***** Stored data *****
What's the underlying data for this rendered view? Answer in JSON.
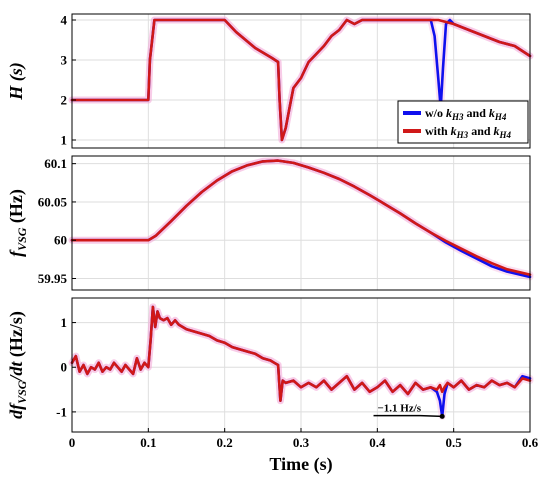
{
  "chart_data": [
    {
      "type": "line",
      "ylabel": "H (s)",
      "ylim": [
        0.8,
        4.15
      ],
      "yticks": [
        1,
        2,
        3,
        4
      ],
      "xlim": [
        0,
        0.6
      ],
      "grid": true,
      "legend": {
        "placement": "bottom-right",
        "entries": [
          {
            "prefix": "w/o ",
            "k1_base": "k",
            "k1_sub": "H3",
            "join": " and ",
            "k2_base": "k",
            "k2_sub": "H4"
          },
          {
            "prefix": "with ",
            "k1_base": "k",
            "k1_sub": "H3",
            "join": " and ",
            "k2_base": "k",
            "k2_sub": "H4"
          }
        ]
      },
      "series": [
        {
          "color": "#1010ee",
          "x": [
            0,
            0.1,
            0.102,
            0.108,
            0.2,
            0.215,
            0.24,
            0.262,
            0.27,
            0.272,
            0.275,
            0.28,
            0.285,
            0.29,
            0.3,
            0.31,
            0.32,
            0.33,
            0.34,
            0.35,
            0.36,
            0.37,
            0.38,
            0.46,
            0.47,
            0.475,
            0.48,
            0.483,
            0.486,
            0.49,
            0.495,
            0.5,
            0.52,
            0.54,
            0.56,
            0.58,
            0.6
          ],
          "y": [
            2.0,
            2.0,
            3.0,
            4.0,
            4.0,
            3.7,
            3.3,
            3.05,
            2.95,
            2.0,
            1.0,
            1.3,
            1.8,
            2.3,
            2.55,
            2.95,
            3.15,
            3.35,
            3.6,
            3.75,
            4.0,
            3.9,
            4.0,
            4.0,
            4.0,
            3.6,
            2.5,
            1.8,
            2.8,
            3.9,
            4.0,
            3.9,
            3.75,
            3.6,
            3.45,
            3.35,
            3.1
          ]
        },
        {
          "color": "#d01818",
          "x": [
            0,
            0.1,
            0.102,
            0.108,
            0.2,
            0.215,
            0.24,
            0.262,
            0.27,
            0.272,
            0.275,
            0.28,
            0.285,
            0.29,
            0.3,
            0.31,
            0.32,
            0.33,
            0.34,
            0.35,
            0.36,
            0.37,
            0.38,
            0.4,
            0.48,
            0.5,
            0.52,
            0.54,
            0.56,
            0.58,
            0.6
          ],
          "y": [
            2.0,
            2.0,
            3.0,
            4.0,
            4.0,
            3.7,
            3.3,
            3.05,
            2.95,
            2.0,
            1.0,
            1.3,
            1.8,
            2.3,
            2.55,
            2.95,
            3.15,
            3.35,
            3.6,
            3.75,
            4.0,
            3.9,
            4.0,
            4.0,
            4.0,
            3.9,
            3.75,
            3.6,
            3.45,
            3.35,
            3.1
          ]
        }
      ]
    },
    {
      "type": "line",
      "ylabel_base": "f",
      "ylabel_sub": "VSG",
      "ylabel_unit": " (Hz)",
      "ylim": [
        59.935,
        60.11
      ],
      "yticks": [
        59.95,
        60,
        60.05,
        60.1
      ],
      "ytick_labels": [
        "59.95",
        "60",
        "60.05",
        "60.1"
      ],
      "xlim": [
        0,
        0.6
      ],
      "grid": true,
      "series": [
        {
          "color": "#1010ee",
          "x": [
            0,
            0.1,
            0.11,
            0.13,
            0.15,
            0.17,
            0.19,
            0.21,
            0.23,
            0.25,
            0.27,
            0.29,
            0.31,
            0.33,
            0.35,
            0.37,
            0.39,
            0.41,
            0.43,
            0.45,
            0.47,
            0.49,
            0.51,
            0.53,
            0.55,
            0.57,
            0.6
          ],
          "y": [
            60.0,
            60.0,
            60.006,
            60.025,
            60.045,
            60.063,
            60.078,
            60.09,
            60.098,
            60.103,
            60.104,
            60.101,
            60.095,
            60.088,
            60.08,
            60.07,
            60.059,
            60.047,
            60.035,
            60.022,
            60.01,
            59.997,
            59.986,
            59.976,
            59.966,
            59.959,
            59.952
          ]
        },
        {
          "color": "#d01818",
          "x": [
            0,
            0.1,
            0.11,
            0.13,
            0.15,
            0.17,
            0.19,
            0.21,
            0.23,
            0.25,
            0.27,
            0.29,
            0.31,
            0.33,
            0.35,
            0.37,
            0.39,
            0.41,
            0.43,
            0.45,
            0.47,
            0.49,
            0.51,
            0.53,
            0.55,
            0.57,
            0.6
          ],
          "y": [
            60.0,
            60.0,
            60.006,
            60.025,
            60.045,
            60.063,
            60.078,
            60.09,
            60.098,
            60.103,
            60.104,
            60.101,
            60.095,
            60.088,
            60.08,
            60.07,
            60.059,
            60.047,
            60.035,
            60.022,
            60.01,
            59.999,
            59.989,
            59.979,
            59.97,
            59.962,
            59.955
          ]
        }
      ]
    },
    {
      "type": "line",
      "ylabel_pre": "df",
      "ylabel_sub": "VSG",
      "ylabel_post": "/dt",
      "ylabel_unit": " (Hz/s)",
      "ylim": [
        -1.45,
        1.55
      ],
      "yticks": [
        -1,
        0,
        1
      ],
      "ytick_labels": [
        "-1",
        "0",
        "1"
      ],
      "xlim": [
        0,
        0.6
      ],
      "xticks": [
        0,
        0.1,
        0.2,
        0.3,
        0.4,
        0.5,
        0.6
      ],
      "xtick_labels": [
        "0",
        "0.1",
        "0.2",
        "0.3",
        "0.4",
        "0.5",
        "0.6"
      ],
      "xlabel": "Time (s)",
      "grid": true,
      "annotation": {
        "text": "−1.1 Hz/s",
        "x": 0.485,
        "y": -1.1,
        "label_x": 0.395,
        "label_y": -0.95
      },
      "series": [
        {
          "color": "#1010ee",
          "x": [
            0,
            0.005,
            0.01,
            0.015,
            0.02,
            0.025,
            0.03,
            0.035,
            0.04,
            0.045,
            0.05,
            0.055,
            0.06,
            0.065,
            0.07,
            0.075,
            0.08,
            0.085,
            0.09,
            0.095,
            0.1,
            0.103,
            0.106,
            0.109,
            0.112,
            0.115,
            0.12,
            0.125,
            0.13,
            0.135,
            0.14,
            0.15,
            0.16,
            0.17,
            0.18,
            0.19,
            0.2,
            0.21,
            0.22,
            0.23,
            0.24,
            0.25,
            0.26,
            0.265,
            0.27,
            0.273,
            0.276,
            0.28,
            0.29,
            0.3,
            0.31,
            0.32,
            0.33,
            0.34,
            0.35,
            0.36,
            0.37,
            0.38,
            0.39,
            0.4,
            0.41,
            0.42,
            0.43,
            0.44,
            0.45,
            0.46,
            0.47,
            0.478,
            0.482,
            0.485,
            0.488,
            0.492,
            0.5,
            0.51,
            0.52,
            0.53,
            0.54,
            0.55,
            0.56,
            0.57,
            0.58,
            0.59,
            0.6
          ],
          "y": [
            0.1,
            0.25,
            -0.1,
            0.05,
            -0.15,
            0.0,
            -0.05,
            0.1,
            -0.1,
            0.0,
            -0.05,
            0.1,
            0.0,
            -0.1,
            0.05,
            -0.05,
            -0.15,
            0.2,
            -0.05,
            0.1,
            0.0,
            0.6,
            1.35,
            0.9,
            1.25,
            1.1,
            1.05,
            1.1,
            0.95,
            1.05,
            0.95,
            0.85,
            0.8,
            0.75,
            0.7,
            0.6,
            0.55,
            0.45,
            0.4,
            0.35,
            0.3,
            0.2,
            0.15,
            0.1,
            0.05,
            -0.75,
            -0.3,
            -0.35,
            -0.3,
            -0.45,
            -0.35,
            -0.45,
            -0.3,
            -0.5,
            -0.35,
            -0.2,
            -0.5,
            -0.35,
            -0.55,
            -0.45,
            -0.3,
            -0.55,
            -0.4,
            -0.6,
            -0.35,
            -0.5,
            -0.45,
            -0.55,
            -0.75,
            -1.1,
            -0.6,
            -0.35,
            -0.45,
            -0.3,
            -0.5,
            -0.4,
            -0.45,
            -0.3,
            -0.4,
            -0.35,
            -0.45,
            -0.2,
            -0.25
          ]
        },
        {
          "color": "#d01818",
          "x": [
            0,
            0.005,
            0.01,
            0.015,
            0.02,
            0.025,
            0.03,
            0.035,
            0.04,
            0.045,
            0.05,
            0.055,
            0.06,
            0.065,
            0.07,
            0.075,
            0.08,
            0.085,
            0.09,
            0.095,
            0.1,
            0.103,
            0.106,
            0.109,
            0.112,
            0.115,
            0.12,
            0.125,
            0.13,
            0.135,
            0.14,
            0.15,
            0.16,
            0.17,
            0.18,
            0.19,
            0.2,
            0.21,
            0.22,
            0.23,
            0.24,
            0.25,
            0.26,
            0.265,
            0.27,
            0.273,
            0.276,
            0.28,
            0.29,
            0.3,
            0.31,
            0.32,
            0.33,
            0.34,
            0.35,
            0.36,
            0.37,
            0.38,
            0.39,
            0.4,
            0.41,
            0.42,
            0.43,
            0.44,
            0.45,
            0.46,
            0.47,
            0.478,
            0.482,
            0.485,
            0.488,
            0.492,
            0.5,
            0.51,
            0.52,
            0.53,
            0.54,
            0.55,
            0.56,
            0.57,
            0.58,
            0.59,
            0.6
          ],
          "y": [
            0.1,
            0.25,
            -0.1,
            0.05,
            -0.15,
            0.0,
            -0.05,
            0.1,
            -0.1,
            0.0,
            -0.05,
            0.1,
            0.0,
            -0.1,
            0.05,
            -0.05,
            -0.15,
            0.2,
            -0.05,
            0.1,
            0.0,
            0.6,
            1.35,
            0.9,
            1.25,
            1.1,
            1.05,
            1.1,
            0.95,
            1.05,
            0.95,
            0.85,
            0.8,
            0.75,
            0.7,
            0.6,
            0.55,
            0.45,
            0.4,
            0.35,
            0.3,
            0.2,
            0.15,
            0.1,
            0.05,
            -0.75,
            -0.3,
            -0.35,
            -0.3,
            -0.45,
            -0.35,
            -0.45,
            -0.3,
            -0.5,
            -0.35,
            -0.2,
            -0.5,
            -0.35,
            -0.55,
            -0.45,
            -0.3,
            -0.55,
            -0.4,
            -0.6,
            -0.35,
            -0.5,
            -0.45,
            -0.5,
            -0.4,
            -0.55,
            -0.45,
            -0.35,
            -0.45,
            -0.3,
            -0.5,
            -0.4,
            -0.45,
            -0.3,
            -0.4,
            -0.35,
            -0.45,
            -0.25,
            -0.3
          ]
        }
      ]
    }
  ]
}
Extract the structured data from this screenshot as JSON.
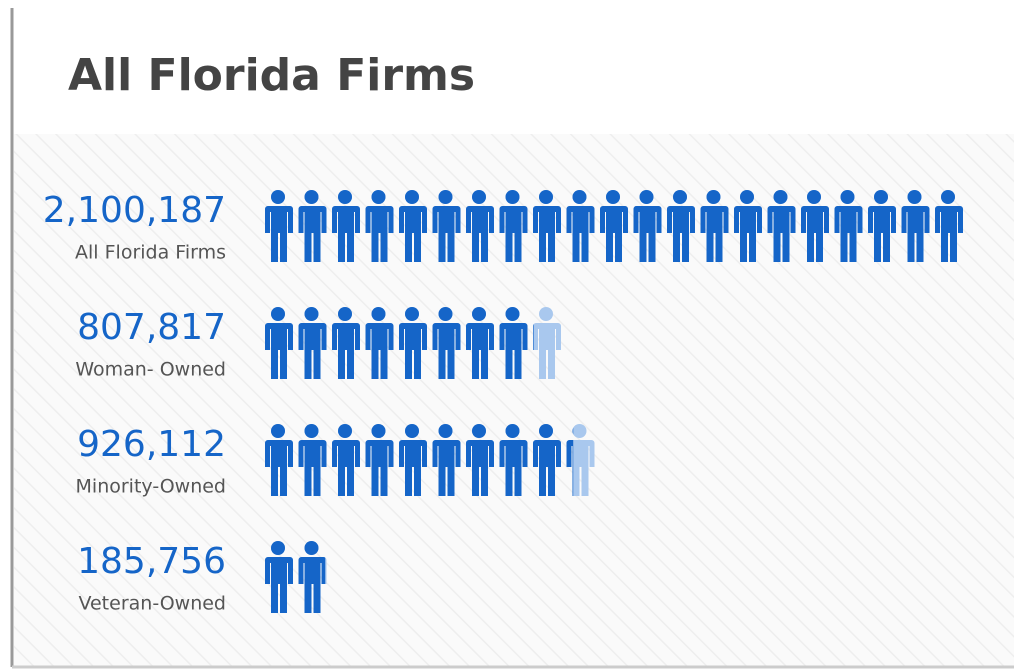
{
  "chart_data": {
    "type": "pictogram",
    "title": "All Florida Firms",
    "categories": [
      "All Florida Firms",
      "Woman- Owned",
      "Minority-Owned",
      "Veteran-Owned"
    ],
    "values": [
      2100187,
      807817,
      926112,
      185756
    ],
    "value_labels": [
      "2,100,187",
      "807,817",
      "926,112",
      "185,756"
    ],
    "color": "#1565c8",
    "light_color": "#a9c8ee"
  }
}
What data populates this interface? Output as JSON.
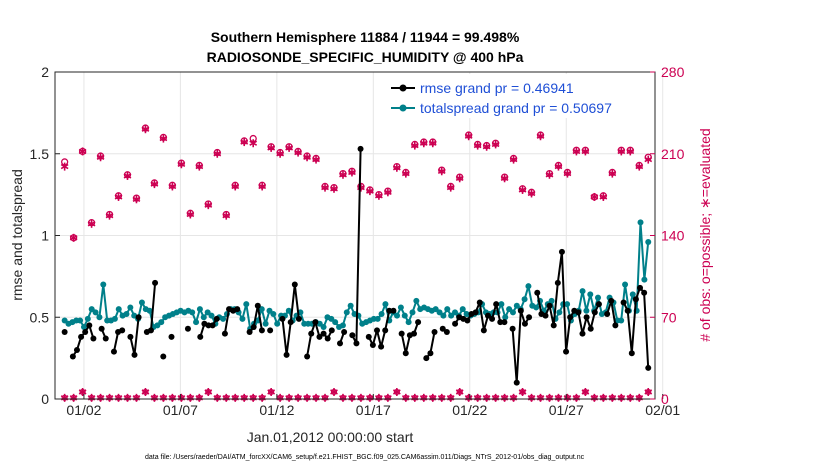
{
  "chart_data": {
    "type": "line",
    "title_line1": "Southern Hemisphere 11884 / 11944 = 99.498%",
    "title_line2": "RADIOSONDE_SPECIFIC_HUMIDITY @ 400 hPa",
    "ylabel": "rmse and totalspread",
    "ylabel_right": "# of obs: o=possible; ∗=evaluated",
    "xlabel": "Jan.01,2012 00:00:00 start",
    "footer": "data file: /Users/raeder/DAI/ATM_forcXX/CAM6_setup/f.e21.FHIST_BGC.f09_025.CAM6assim.011/Diags_NTrS_2012-01/obs_diag_output.nc",
    "ylim": [
      0,
      2
    ],
    "ylim_right": [
      0,
      280
    ],
    "xlim": [
      0.5,
      31.6
    ],
    "x_ticks": [
      {
        "x": 2,
        "label": "01/02"
      },
      {
        "x": 7,
        "label": "01/07"
      },
      {
        "x": 12,
        "label": "01/12"
      },
      {
        "x": 17,
        "label": "01/17"
      },
      {
        "x": 22,
        "label": "01/22"
      },
      {
        "x": 27,
        "label": "01/27"
      },
      {
        "x": 32,
        "label": "02/01"
      }
    ],
    "y_ticks": [
      "0",
      "0.5",
      "1",
      "1.5",
      "2"
    ],
    "y_ticks_right": [
      "0",
      "70",
      "140",
      "210",
      "280"
    ],
    "legend": [
      "rmse grand pr = 0.46941",
      "totalspread grand pr = 0.50697"
    ],
    "colors": {
      "rmse": "#000000",
      "spread": "#00808a",
      "obs": "#cc0052",
      "grid": "#e6e6e6"
    },
    "series": [
      {
        "name": "rmse",
        "values": [
          0.41,
          null,
          0.26,
          0.3,
          0.38,
          0.41,
          0.45,
          0.37,
          null,
          0.43,
          0.37,
          null,
          0.29,
          0.41,
          0.42,
          null,
          0.38,
          0.27,
          0.5,
          null,
          0.41,
          0.42,
          0.71,
          null,
          0.26,
          null,
          0.38,
          null,
          null,
          null,
          0.43,
          null,
          null,
          0.38,
          0.46,
          0.45,
          0.45,
          0.49,
          null,
          0.4,
          0.55,
          0.54,
          0.55,
          null,
          null,
          0.41,
          0.44,
          0.57,
          0.42,
          null,
          0.42,
          null,
          null,
          0.49,
          0.27,
          0.47,
          0.7,
          0.49,
          null,
          0.26,
          0.4,
          0.47,
          0.38,
          0.4,
          0.37,
          0.42,
          null,
          0.34,
          0.41,
          null,
          0.39,
          0.34,
          1.53,
          null,
          0.38,
          0.33,
          0.42,
          0.32,
          0.42,
          0.54,
          0.54,
          null,
          0.4,
          0.28,
          0.39,
          0.4,
          0.47,
          null,
          0.25,
          0.28,
          0.41,
          null,
          0.43,
          0.41,
          null,
          0.46,
          0.5,
          0.49,
          0.48,
          0.52,
          0.53,
          0.59,
          0.42,
          0.51,
          0.49,
          0.58,
          0.47,
          0.47,
          null,
          0.43,
          0.1,
          0.54,
          0.46,
          0.5,
          null,
          0.65,
          0.52,
          0.51,
          0.57,
          0.45,
          0.71,
          0.9,
          0.29,
          0.5,
          0.54,
          0.53,
          0.4,
          0.5,
          0.43,
          0.53,
          0.58,
          null,
          0.52,
          0.6,
          0.45,
          null,
          0.59,
          0.54,
          0.28,
          0.61,
          0.68,
          0.65,
          0.19
        ]
      },
      {
        "name": "totalspread",
        "values": [
          0.48,
          0.46,
          0.47,
          0.48,
          0.48,
          0.44,
          0.49,
          0.55,
          0.53,
          0.5,
          0.7,
          0.48,
          0.48,
          0.49,
          0.55,
          0.51,
          0.52,
          0.56,
          0.51,
          0.49,
          0.59,
          0.55,
          0.54,
          0.44,
          0.45,
          0.47,
          0.5,
          0.51,
          0.52,
          0.53,
          0.54,
          0.53,
          0.54,
          0.53,
          0.47,
          0.55,
          0.5,
          0.53,
          0.51,
          0.46,
          0.5,
          0.49,
          0.52,
          0.55,
          0.55,
          0.53,
          0.49,
          0.58,
          0.43,
          0.46,
          0.48,
          0.55,
          0.46,
          0.54,
          0.52,
          0.46,
          0.51,
          0.51,
          0.54,
          0.48,
          0.51,
          0.53,
          0.46,
          0.46,
          0.46,
          0.47,
          0.46,
          0.44,
          0.5,
          0.49,
          0.47,
          0.44,
          0.45,
          0.53,
          0.57,
          0.52,
          0.51,
          0.46,
          0.47,
          0.48,
          0.49,
          0.49,
          0.52,
          0.58,
          0.48,
          0.53,
          0.51,
          0.56,
          0.51,
          0.47,
          0.53,
          0.6,
          0.55,
          0.56,
          0.55,
          0.54,
          0.55,
          0.53,
          0.51,
          0.55,
          0.51,
          0.53,
          0.51,
          0.55,
          0.52,
          0.51,
          0.52,
          0.53,
          0.58,
          0.53,
          0.52,
          0.53,
          0.53,
          0.58,
          0.5,
          0.55,
          0.53,
          0.57,
          0.55,
          0.61,
          0.69,
          0.57,
          0.56,
          0.6,
          0.54,
          0.58,
          0.6,
          0.49,
          0.53,
          0.58,
          0.58,
          0.48,
          0.52,
          0.54,
          0.66,
          0.54,
          0.64,
          0.54,
          0.62,
          0.52,
          0.53,
          0.62,
          0.59,
          0.48,
          0.48,
          0.7,
          0.54,
          0.64,
          0.54,
          1.08,
          0.73,
          0.96
        ]
      },
      {
        "name": "obs_possible",
        "axis": "right",
        "values": [
          203,
          138,
          212,
          151,
          208,
          158,
          174,
          192,
          172,
          232,
          185,
          224,
          183,
          202,
          159,
          200,
          167,
          211,
          158,
          183,
          221,
          223,
          183,
          216,
          211,
          216,
          212,
          208,
          206,
          182,
          181,
          193,
          195,
          182,
          179,
          175,
          178,
          199,
          194,
          218,
          220,
          220,
          196,
          182,
          190,
          226,
          218,
          217,
          219,
          190,
          206,
          180,
          177,
          226,
          193,
          200,
          194,
          213,
          213,
          173,
          174,
          194,
          213,
          213,
          200,
          207
        ]
      },
      {
        "name": "obs_evaluated",
        "axis": "right",
        "values": [
          199,
          138,
          212,
          150,
          207,
          157,
          173,
          191,
          171,
          231,
          184,
          223,
          182,
          201,
          158,
          199,
          166,
          210,
          157,
          182,
          220,
          219,
          182,
          215,
          210,
          215,
          211,
          207,
          205,
          181,
          180,
          192,
          194,
          181,
          178,
          174,
          177,
          198,
          193,
          217,
          219,
          219,
          195,
          181,
          189,
          225,
          217,
          216,
          218,
          189,
          205,
          179,
          176,
          225,
          192,
          199,
          193,
          212,
          212,
          173,
          173,
          193,
          212,
          212,
          199,
          205
        ]
      }
    ]
  }
}
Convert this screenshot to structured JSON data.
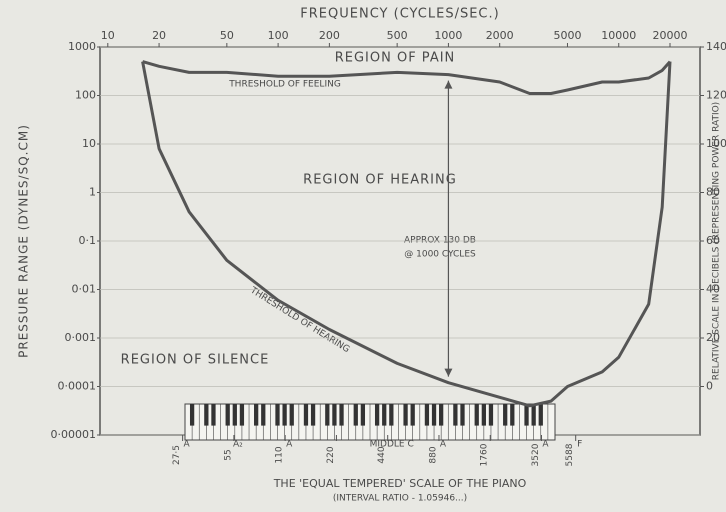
{
  "chart_data": {
    "type": "line",
    "title": "FREQUENCY (CYCLES/SEC.)",
    "y_label": "PRESSURE RANGE (DYNES/SQ.CM)",
    "y2_label": "RELATIVE SCALE IN DECIBELS (REPRESENTING POWER RATIO)",
    "x_label": "THE 'EQUAL TEMPERED' SCALE OF THE PIANO",
    "x_sublabel": "(INTERVAL RATIO - 1.05946...)",
    "annotations": [
      "REGION OF PAIN",
      "REGION OF HEARING",
      "REGION OF SILENCE",
      "APPROX 130 DB",
      "@ 1000 CYCLES"
    ],
    "x_log": true,
    "y_log": true,
    "grid": true,
    "xlim": [
      9,
      30000
    ],
    "xticks": [
      10,
      20,
      50,
      100,
      200,
      500,
      1000,
      2000,
      5000,
      10000,
      20000
    ],
    "ylim": [
      1e-05,
      1000
    ],
    "yticks": [
      1000,
      100,
      10,
      1,
      {
        "value": 0.1,
        "label": "0·1"
      },
      {
        "value": 0.01,
        "label": "0·01"
      },
      {
        "value": 0.001,
        "label": "0·001"
      },
      {
        "value": 0.0001,
        "label": "0·0001"
      },
      {
        "value": 1e-05,
        "label": "0·00001"
      }
    ],
    "y2lim": [
      -20,
      140
    ],
    "y2ticks": [
      140,
      120,
      100,
      80,
      60,
      40,
      20,
      0
    ],
    "x": [
      16,
      20,
      30,
      50,
      100,
      200,
      500,
      1000,
      2000,
      3000,
      4000,
      5000,
      8000,
      10000,
      15000,
      18000,
      20000
    ],
    "series": [
      {
        "name": "THRESHOLD OF FEELING",
        "color": "#555555",
        "values": [
          500,
          400,
          300,
          300,
          250,
          250,
          300,
          270,
          190,
          110,
          110,
          130,
          190,
          190,
          230,
          330,
          500
        ]
      },
      {
        "name": "THRESHOLD OF HEARING",
        "color": "#555555",
        "values": [
          500,
          8,
          0.4,
          0.04,
          0.006,
          0.0015,
          0.0003,
          0.00012,
          6e-05,
          4e-05,
          5e-05,
          0.0001,
          0.0002,
          0.0004,
          0.005,
          0.5,
          500
        ]
      }
    ],
    "piano_notes": [
      {
        "value": 27.5,
        "label": "27·5",
        "note": "A"
      },
      {
        "value": 55,
        "label": "55",
        "note": "A₂"
      },
      {
        "value": 110,
        "label": "110",
        "note": "A"
      },
      {
        "value": 220,
        "label": "220"
      },
      {
        "value": 440,
        "label": "440",
        "note": "MIDDLE C"
      },
      {
        "value": 880,
        "label": "880",
        "note": "A"
      },
      {
        "value": 1760,
        "label": "1760"
      },
      {
        "value": 3520,
        "label": "3520",
        "note": "A"
      },
      {
        "value": 5588,
        "label": "5588",
        "note": "F"
      }
    ]
  }
}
*****
Extract every line from the records above that contains the word "screenshot".

- _Problem solution_:
Extract the structured data from this screenshot as JSON.
Convert this screenshot to structured JSON data.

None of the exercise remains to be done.